• SET EXERCISE: Copy the records below exactly, leaving out any pictures.

• INPUT RECORDS:
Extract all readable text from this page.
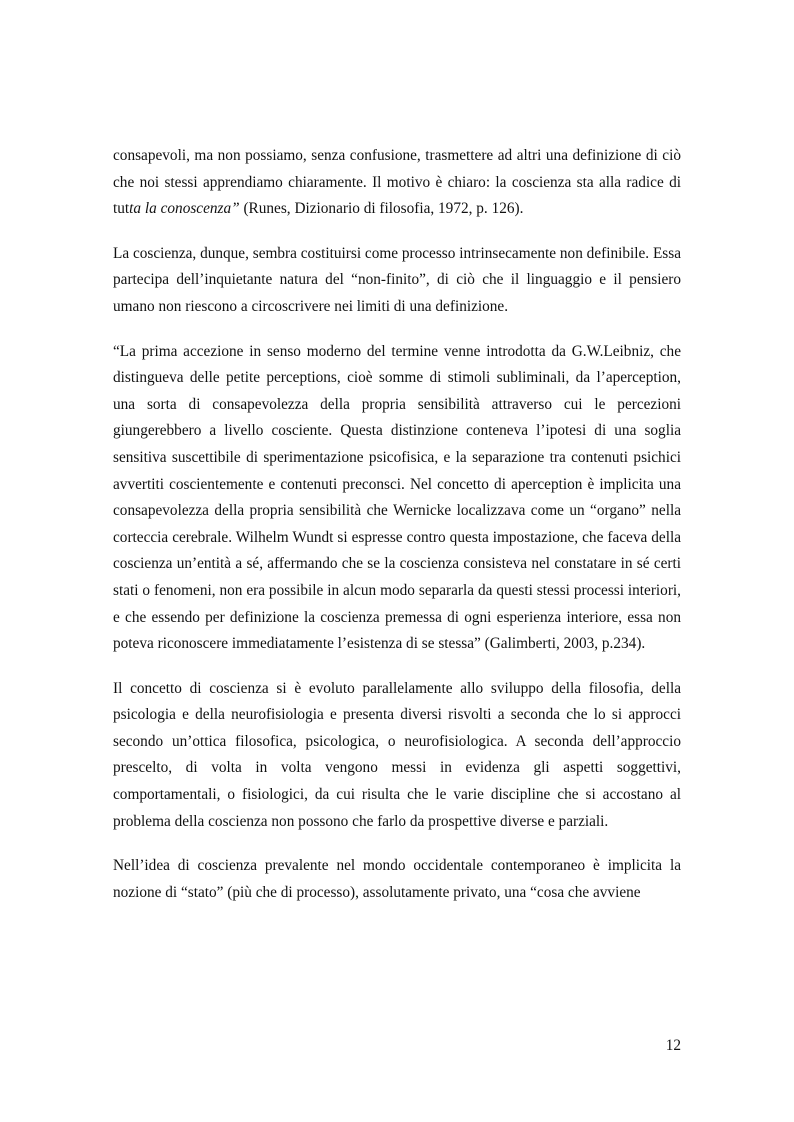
consapevoli, ma non possiamo, senza confusione, trasmettere ad altri una definizione di ciò che noi stessi apprendiamo chiaramente. Il motivo è chiaro: la coscienza sta alla radice di tutta la conoscenza” (Runes, Dizionario di filosofia, 1972, p. 126).

La coscienza, dunque, sembra costituirsi come processo intrinsecamente non definibile. Essa partecipa dell’inquietante natura del “non-finito”, di ciò che il linguaggio e il pensiero umano non riescono a circoscrivere nei limiti di una definizione.

“La prima accezione in senso moderno del termine venne introdotta da G.W.Leibniz, che distingueva delle petite perceptions, cioè somme di stimoli subliminali, da l’aperception, una sorta di consapevolezza della propria sensibilità attraverso cui le percezioni giungerebbero a livello cosciente. Questa distinzione conteneva l’ipotesi di una soglia sensitiva suscettibile di sperimentazione psicofisica, e la separazione tra contenuti psichici avvertiti coscientemente e contenuti preconsci. Nel concetto di aperception è implicita una consapevolezza della propria sensibilità che Wernicke localizzava come un “organo” nella corteccia cerebrale. Wilhelm Wundt si espresse contro questa impostazione, che faceva della coscienza un’entità a sé, affermando che se la coscienza consisteva nel constatare in sé certi stati o fenomeni, non era possibile in alcun modo separarla da questi stessi processi interiori, e che essendo per definizione la coscienza premessa di ogni esperienza interiore, essa non poteva riconoscere immediatamente l’esistenza di se stessa” (Galimberti, 2003, p.234).

Il concetto di coscienza si è evoluto parallelamente allo sviluppo della filosofia, della psicologia e della neurofisiologia e presenta diversi risvolti a seconda che lo si approcci secondo un’ottica filosofica, psicologica, o neurofisiologica. A seconda dell’approccio prescelto, di volta in volta vengono messi in evidenza gli aspetti soggettivi, comportamentali, o fisiologici, da cui risulta che le varie discipline che si accostano al problema della coscienza non possono che farlo da prospettive diverse e parziali.

Nell’idea di coscienza prevalente nel mondo occidentale contemporaneo è implicita la nozione di “stato” (più che di processo), assolutamente privato, una “cosa che avviene

12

• EXERCISE OUTPUT:
Extract all readable text from this page.
consapevoli, ma non possiamo, senza confusione, trasmettere ad altri una definizione di ciò che noi stessi apprendiamo chiaramente. Il motivo è chiaro: la coscienza sta alla radice di tutta la conoscenza” (Runes, Dizionario di filosofia, 1972, p. 126).

La coscienza, dunque, sembra costituirsi come processo intrinsecamente non definibile. Essa partecipa dell’inquietante natura del “non-finito”, di ciò che il linguaggio e il pensiero umano non riescono a circoscrivere nei limiti di una definizione.

“La prima accezione in senso moderno del termine venne introdotta da G.W.Leibniz, che distingueva delle petite perceptions, cioè somme di stimoli subliminali, da l’aperception, una sorta di consapevolezza della propria sensibilità attraverso cui le percezioni giungerebbero a livello cosciente. Questa distinzione conteneva l’ipotesi di una soglia sensitiva suscettibile di sperimentazione psicofisica, e la separazione tra contenuti psichici avvertiti coscientemente e contenuti preconsci. Nel concetto di aperception è implicita una consapevolezza della propria sensibilità che Wernicke localizzava come un “organo” nella corteccia cerebrale. Wilhelm Wundt si espresse contro questa impostazione, che faceva della coscienza un’entità a sé, affermando che se la coscienza consisteva nel constatare in sé certi stati o fenomeni, non era possibile in alcun modo separarla da questi stessi processi interiori, e che essendo per definizione la coscienza premessa di ogni esperienza interiore, essa non poteva riconoscere immediatamente l’esistenza di se stessa” (Galimberti, 2003, p.234).

Il concetto di coscienza si è evoluto parallelamente allo sviluppo della filosofia, della psicologia e della neurofisiologia e presenta diversi risvolti a seconda che lo si approcci secondo un’ottica filosofica, psicologica, o neurofisiologica. A seconda dell’approccio prescelto, di volta in volta vengono messi in evidenza gli aspetti soggettivi, comportamentali, o fisiologici, da cui risulta che le varie discipline che si accostano al problema della coscienza non possono che farlo da prospettive diverse e parziali.

Nell’idea di coscienza prevalente nel mondo occidentale contemporaneo è implicita la nozione di “stato” (più che di processo), assolutamente privato, una “cosa che avviene

12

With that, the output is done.